◆ DIRECTIONS: Copy every line in the records below that contains the word "title".

== == ==

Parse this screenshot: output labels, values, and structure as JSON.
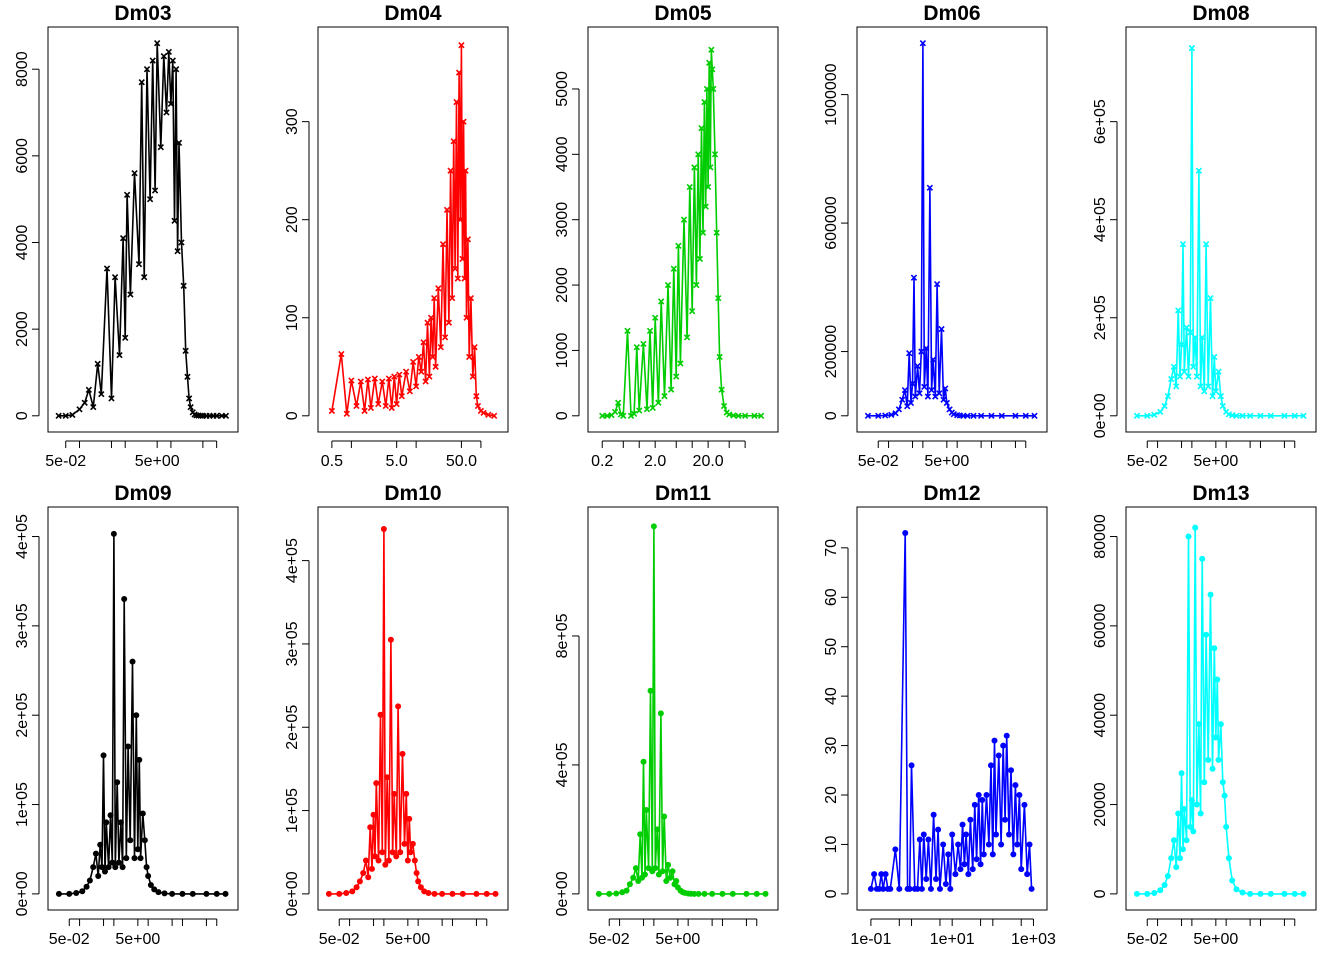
{
  "figure": {
    "rows": 2,
    "cols": 5,
    "background": "#ffffff"
  },
  "chart_data": [
    {
      "type": "line",
      "title": "Dm03",
      "color": "#000000",
      "marker": "x",
      "xscale": "log",
      "xlim": [
        0.03,
        200
      ],
      "ylim": [
        0,
        8600
      ],
      "xticks": [
        0.05,
        5
      ],
      "xtick_labels": [
        "5e-02",
        "5e+00"
      ],
      "yticks": [
        0,
        2000,
        4000,
        6000,
        8000
      ],
      "ytick_labels": [
        "0",
        "2000",
        "4000",
        "6000",
        "8000"
      ],
      "x": [
        0.035,
        0.05,
        0.07,
        0.1,
        0.13,
        0.16,
        0.2,
        0.25,
        0.3,
        0.4,
        0.5,
        0.6,
        0.75,
        0.9,
        1,
        1.1,
        1.3,
        1.6,
        2,
        2.3,
        2.6,
        3,
        3.5,
        4,
        4.5,
        5,
        6,
        7,
        8,
        9,
        10,
        11,
        12,
        13,
        14,
        15,
        17,
        19,
        21,
        23,
        25,
        27,
        30,
        33,
        36,
        40,
        45,
        50,
        60,
        70,
        85,
        100,
        130,
        160
      ],
      "y": [
        0,
        0,
        20,
        150,
        300,
        600,
        200,
        1200,
        500,
        3400,
        400,
        3200,
        1400,
        4100,
        1800,
        5100,
        2800,
        5600,
        3500,
        7700,
        3200,
        8000,
        5000,
        8200,
        5200,
        8600,
        6200,
        8300,
        7000,
        8400,
        7200,
        8200,
        4500,
        8000,
        3800,
        6300,
        4000,
        3000,
        1500,
        900,
        400,
        200,
        80,
        30,
        10,
        5,
        3,
        0,
        0,
        0,
        0,
        0,
        0,
        0
      ]
    },
    {
      "type": "line",
      "title": "Dm04",
      "color": "#ff0000",
      "marker": "x",
      "xscale": "log",
      "xlim": [
        0.4,
        200
      ],
      "ylim": [
        0,
        380
      ],
      "xticks": [
        0.5,
        5,
        50
      ],
      "xtick_labels": [
        "0.5",
        "5.0",
        "50.0"
      ],
      "yticks": [
        0,
        100,
        200,
        300
      ],
      "ytick_labels": [
        "0",
        "100",
        "200",
        "300"
      ],
      "x": [
        0.5,
        0.7,
        0.85,
        1,
        1.2,
        1.4,
        1.6,
        1.8,
        2,
        2.3,
        2.6,
        3,
        3.4,
        3.8,
        4.2,
        4.6,
        5,
        5.5,
        6,
        7,
        8,
        9,
        10,
        11,
        12,
        13,
        14,
        15,
        16,
        17,
        18,
        19,
        20,
        22,
        24,
        26,
        28,
        30,
        32,
        34,
        36,
        38,
        40,
        42,
        44,
        46,
        48,
        50,
        52,
        54,
        56,
        58,
        60,
        63,
        66,
        70,
        75,
        80,
        85,
        90,
        100,
        110,
        130,
        160
      ],
      "y": [
        5,
        63,
        2,
        36,
        10,
        35,
        5,
        37,
        8,
        38,
        12,
        35,
        10,
        38,
        8,
        40,
        12,
        42,
        20,
        45,
        25,
        55,
        30,
        60,
        45,
        75,
        35,
        95,
        40,
        100,
        60,
        120,
        50,
        130,
        70,
        175,
        80,
        210,
        95,
        250,
        120,
        280,
        150,
        320,
        140,
        350,
        200,
        378,
        160,
        300,
        140,
        250,
        100,
        180,
        60,
        120,
        40,
        70,
        20,
        10,
        5,
        3,
        1,
        0
      ]
    },
    {
      "type": "line",
      "title": "Dm05",
      "color": "#00cd00",
      "marker": "x",
      "xscale": "log",
      "xlim": [
        0.15,
        300
      ],
      "ylim": [
        0,
        5700
      ],
      "xticks": [
        0.2,
        2,
        20
      ],
      "xtick_labels": [
        "0.2",
        "2.0",
        "20.0"
      ],
      "yticks": [
        0,
        1000,
        2000,
        3000,
        4000,
        5000
      ],
      "ytick_labels": [
        "0",
        "1000",
        "2000",
        "3000",
        "4000",
        "5000"
      ],
      "x": [
        0.2,
        0.25,
        0.3,
        0.35,
        0.4,
        0.45,
        0.5,
        0.6,
        0.7,
        0.8,
        0.9,
        1,
        1.2,
        1.4,
        1.6,
        1.8,
        2,
        2.3,
        2.6,
        3,
        3.5,
        4,
        4.5,
        5,
        5.5,
        6,
        7,
        8,
        9,
        10,
        11,
        12,
        13,
        14,
        15,
        16,
        17,
        18,
        19,
        20,
        21,
        22,
        23,
        24,
        25,
        27,
        29,
        31,
        33,
        36,
        40,
        45,
        50,
        60,
        75,
        100,
        150,
        200
      ],
      "y": [
        0,
        0,
        10,
        60,
        200,
        20,
        0,
        1300,
        0,
        30,
        1050,
        80,
        1100,
        100,
        1300,
        120,
        1500,
        200,
        1750,
        300,
        2000,
        400,
        2250,
        600,
        2600,
        800,
        3000,
        1200,
        3500,
        1600,
        3800,
        2000,
        4000,
        2400,
        4400,
        2800,
        4800,
        3200,
        5000,
        3500,
        5400,
        3800,
        5600,
        5300,
        5000,
        4000,
        2800,
        1800,
        900,
        400,
        150,
        50,
        20,
        5,
        0,
        0,
        0,
        0
      ]
    },
    {
      "type": "line",
      "title": "Dm06",
      "color": "#0000ff",
      "marker": "x",
      "xscale": "log",
      "xlim": [
        0.02,
        2500
      ],
      "ylim": [
        0,
        1160000
      ],
      "xticks": [
        0.05,
        5
      ],
      "xtick_labels": [
        "5e-02",
        "5e+00"
      ],
      "yticks": [
        0,
        200000,
        600000,
        1000000
      ],
      "ytick_labels": [
        "0",
        "200000",
        "600000",
        "1000000"
      ],
      "x": [
        0.025,
        0.05,
        0.08,
        0.12,
        0.16,
        0.2,
        0.25,
        0.3,
        0.35,
        0.4,
        0.45,
        0.5,
        0.55,
        0.6,
        0.7,
        0.8,
        0.9,
        1,
        1.1,
        1.25,
        1.4,
        1.6,
        1.8,
        2,
        2.3,
        2.6,
        3,
        3.5,
        4,
        4.5,
        5,
        6,
        7,
        8,
        10,
        12,
        15,
        20,
        30,
        50,
        100,
        200,
        500,
        1000,
        1800
      ],
      "y": [
        0,
        0,
        1000,
        3000,
        8000,
        20000,
        50000,
        80000,
        30000,
        195000,
        40000,
        100000,
        430000,
        60000,
        155000,
        70000,
        200000,
        1160000,
        90000,
        210000,
        60000,
        710000,
        80000,
        175000,
        60000,
        410000,
        70000,
        270000,
        50000,
        85000,
        40000,
        20000,
        10000,
        5000,
        2000,
        1000,
        0,
        0,
        0,
        0,
        0,
        0,
        0,
        0,
        0
      ]
    },
    {
      "type": "line",
      "title": "Dm08",
      "color": "#00ffff",
      "marker": "x",
      "xscale": "log",
      "xlim": [
        0.02,
        2500
      ],
      "ylim": [
        0,
        760000
      ],
      "xticks": [
        0.05,
        5
      ],
      "xtick_labels": [
        "5e-02",
        "5e+00"
      ],
      "yticks": [
        0,
        200000,
        400000,
        600000
      ],
      "ytick_labels": [
        "0e+00",
        "2e+05",
        "4e+05",
        "6e+05"
      ],
      "x": [
        0.025,
        0.05,
        0.08,
        0.12,
        0.16,
        0.2,
        0.25,
        0.3,
        0.35,
        0.4,
        0.45,
        0.5,
        0.55,
        0.6,
        0.7,
        0.8,
        0.9,
        1,
        1.1,
        1.25,
        1.4,
        1.6,
        1.8,
        2,
        2.3,
        2.6,
        3,
        3.5,
        4,
        4.5,
        5,
        6,
        7,
        8,
        10,
        12,
        15,
        20,
        30,
        50,
        100,
        200,
        500,
        1000,
        1800
      ],
      "y": [
        0,
        0,
        2000,
        8000,
        20000,
        40000,
        75000,
        100000,
        60000,
        215000,
        80000,
        145000,
        350000,
        90000,
        180000,
        80000,
        170000,
        750000,
        100000,
        160000,
        80000,
        500000,
        60000,
        160000,
        50000,
        350000,
        60000,
        240000,
        40000,
        120000,
        50000,
        90000,
        40000,
        20000,
        8000,
        3000,
        1000,
        0,
        0,
        0,
        0,
        0,
        0,
        0,
        0
      ]
    },
    {
      "type": "line",
      "title": "Dm09",
      "color": "#000000",
      "marker": "dot",
      "xscale": "log",
      "xlim": [
        0.02,
        2500
      ],
      "ylim": [
        0,
        415000
      ],
      "xticks": [
        0.05,
        5
      ],
      "xtick_labels": [
        "5e-02",
        "5e+00"
      ],
      "yticks": [
        0,
        100000,
        200000,
        300000,
        400000
      ],
      "ytick_labels": [
        "0e+00",
        "1e+05",
        "2e+05",
        "3e+05",
        "4e+05"
      ],
      "x": [
        0.025,
        0.05,
        0.08,
        0.12,
        0.16,
        0.2,
        0.25,
        0.3,
        0.35,
        0.4,
        0.45,
        0.5,
        0.55,
        0.6,
        0.7,
        0.8,
        0.9,
        1,
        1.1,
        1.25,
        1.4,
        1.6,
        1.8,
        2,
        2.3,
        2.6,
        3,
        3.5,
        4,
        4.5,
        5,
        5.5,
        6,
        7,
        8,
        9,
        10,
        12,
        15,
        20,
        30,
        50,
        100,
        200,
        500,
        1000,
        1800
      ],
      "y": [
        0,
        0,
        1000,
        3000,
        8000,
        15000,
        30000,
        45000,
        20000,
        55000,
        30000,
        155000,
        25000,
        80000,
        30000,
        88000,
        35000,
        403000,
        30000,
        125000,
        35000,
        80000,
        30000,
        330000,
        40000,
        165000,
        60000,
        260000,
        40000,
        200000,
        50000,
        150000,
        40000,
        90000,
        60000,
        30000,
        20000,
        10000,
        5000,
        2000,
        500,
        0,
        0,
        0,
        0,
        0,
        0
      ]
    },
    {
      "type": "line",
      "title": "Dm10",
      "color": "#ff0000",
      "marker": "dot",
      "xscale": "log",
      "xlim": [
        0.02,
        2500
      ],
      "ylim": [
        0,
        445000
      ],
      "xticks": [
        0.05,
        5
      ],
      "xtick_labels": [
        "5e-02",
        "5e+00"
      ],
      "yticks": [
        0,
        100000,
        200000,
        300000,
        400000
      ],
      "ytick_labels": [
        "0e+00",
        "1e+05",
        "2e+05",
        "3e+05",
        "4e+05"
      ],
      "x": [
        0.025,
        0.05,
        0.08,
        0.12,
        0.16,
        0.2,
        0.25,
        0.3,
        0.35,
        0.4,
        0.45,
        0.5,
        0.55,
        0.6,
        0.7,
        0.8,
        0.9,
        1,
        1.1,
        1.25,
        1.4,
        1.6,
        1.8,
        2,
        2.3,
        2.6,
        3,
        3.5,
        4,
        4.5,
        5,
        5.5,
        6,
        7,
        8,
        9,
        10,
        12,
        15,
        20,
        30,
        50,
        100,
        200,
        500,
        1000,
        1800
      ],
      "y": [
        0,
        0,
        1000,
        3000,
        8000,
        15000,
        25000,
        40000,
        20000,
        80000,
        30000,
        95000,
        45000,
        133000,
        40000,
        215000,
        50000,
        438000,
        35000,
        140000,
        40000,
        305000,
        50000,
        120000,
        45000,
        225000,
        50000,
        168000,
        60000,
        120000,
        40000,
        90000,
        50000,
        60000,
        40000,
        25000,
        15000,
        8000,
        3000,
        1000,
        0,
        0,
        0,
        0,
        0,
        0,
        0
      ]
    },
    {
      "type": "line",
      "title": "Dm11",
      "color": "#00cd00",
      "marker": "dot",
      "xscale": "log",
      "xlim": [
        0.02,
        2500
      ],
      "ylim": [
        0,
        1150000
      ],
      "xticks": [
        0.05,
        5
      ],
      "xtick_labels": [
        "5e-02",
        "5e+00"
      ],
      "yticks": [
        0,
        400000,
        800000
      ],
      "ytick_labels": [
        "0e+00",
        "4e+05",
        "8e+05"
      ],
      "x": [
        0.025,
        0.05,
        0.08,
        0.12,
        0.16,
        0.2,
        0.25,
        0.3,
        0.35,
        0.4,
        0.45,
        0.5,
        0.55,
        0.6,
        0.7,
        0.8,
        0.9,
        1,
        1.1,
        1.25,
        1.4,
        1.6,
        1.8,
        2,
        2.3,
        2.6,
        3,
        3.5,
        4,
        4.5,
        5,
        6,
        7,
        8,
        10,
        12,
        15,
        20,
        30,
        50,
        100,
        200,
        500,
        1000,
        1800
      ],
      "y": [
        0,
        0,
        1000,
        5000,
        10000,
        30000,
        50000,
        80000,
        40000,
        185000,
        50000,
        410000,
        60000,
        260000,
        80000,
        630000,
        70000,
        1140000,
        80000,
        200000,
        60000,
        560000,
        70000,
        240000,
        40000,
        90000,
        50000,
        70000,
        30000,
        40000,
        20000,
        10000,
        5000,
        3000,
        1000,
        500,
        0,
        0,
        0,
        0,
        0,
        0,
        0,
        0,
        0
      ]
    },
    {
      "type": "line",
      "title": "Dm12",
      "color": "#0000ff",
      "marker": "dot",
      "xscale": "log",
      "xlim": [
        0.07,
        1400
      ],
      "ylim": [
        0,
        75
      ],
      "xticks": [
        0.1,
        10,
        1000
      ],
      "xtick_labels": [
        "1e-01",
        "1e+01",
        "1e+03"
      ],
      "yticks": [
        0,
        10,
        20,
        30,
        40,
        50,
        60,
        70
      ],
      "ytick_labels": [
        "0",
        "10",
        "20",
        "30",
        "40",
        "50",
        "60",
        "70"
      ],
      "x": [
        0.1,
        0.12,
        0.14,
        0.16,
        0.18,
        0.2,
        0.23,
        0.26,
        0.3,
        0.4,
        0.5,
        0.7,
        0.8,
        0.9,
        1,
        1.2,
        1.4,
        1.6,
        1.8,
        2,
        2.3,
        2.6,
        3,
        3.5,
        4,
        4.5,
        5,
        6,
        7,
        8,
        9,
        10,
        12,
        14,
        16,
        18,
        20,
        22,
        25,
        28,
        32,
        36,
        40,
        45,
        50,
        55,
        60,
        70,
        80,
        90,
        100,
        110,
        120,
        140,
        160,
        180,
        200,
        220,
        250,
        280,
        320,
        360,
        400,
        450,
        500,
        600,
        700,
        800,
        900
      ],
      "y": [
        1,
        4,
        1,
        1,
        4,
        1,
        4,
        1,
        1,
        9,
        1,
        73,
        1,
        1,
        26,
        1,
        1,
        11,
        1,
        12,
        3,
        11,
        1,
        16,
        3,
        13,
        1,
        10,
        2,
        8,
        1,
        12,
        4,
        10,
        5,
        14,
        6,
        12,
        4,
        15,
        5,
        18,
        7,
        20,
        6,
        19,
        8,
        20,
        10,
        26,
        8,
        31,
        12,
        28,
        10,
        30,
        15,
        32,
        12,
        25,
        8,
        22,
        10,
        20,
        5,
        18,
        4,
        10,
        1
      ]
    },
    {
      "type": "line",
      "title": "Dm13",
      "color": "#00ffff",
      "marker": "dot",
      "xscale": "log",
      "xlim": [
        0.02,
        2500
      ],
      "ylim": [
        0,
        83000
      ],
      "xticks": [
        0.05,
        5
      ],
      "xtick_labels": [
        "5e-02",
        "5e+00"
      ],
      "yticks": [
        0,
        20000,
        40000,
        60000,
        80000
      ],
      "ytick_labels": [
        "0",
        "20000",
        "40000",
        "60000",
        "80000"
      ],
      "x": [
        0.025,
        0.05,
        0.08,
        0.12,
        0.16,
        0.2,
        0.25,
        0.3,
        0.35,
        0.4,
        0.45,
        0.5,
        0.55,
        0.6,
        0.7,
        0.8,
        0.9,
        1,
        1.1,
        1.25,
        1.4,
        1.6,
        1.8,
        2,
        2.3,
        2.6,
        3,
        3.5,
        4,
        4.5,
        5,
        5.5,
        6,
        7,
        8,
        9,
        10,
        12,
        15,
        20,
        30,
        50,
        100,
        200,
        500,
        1000,
        1800
      ],
      "y": [
        0,
        0,
        200,
        800,
        2000,
        4000,
        8000,
        12000,
        6000,
        18000,
        8000,
        27000,
        10000,
        19000,
        12000,
        80000,
        15000,
        21000,
        14000,
        82000,
        20000,
        38000,
        18000,
        75000,
        25000,
        58000,
        30000,
        67000,
        28000,
        55000,
        35000,
        48000,
        30000,
        38000,
        25000,
        22000,
        15000,
        8000,
        3000,
        1000,
        300,
        0,
        0,
        0,
        0,
        0,
        0
      ]
    }
  ]
}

== == ==

◆ ANSWER FOR THE TASK:
      "title": "Dm03",
      "title": "Dm04",
      "title": "Dm05",
      "title": "Dm06",
      "title": "Dm08",
      "title": "Dm09",
      "title": "Dm10",
      "title": "Dm11",
      "title": "Dm12",
      "title": "Dm13",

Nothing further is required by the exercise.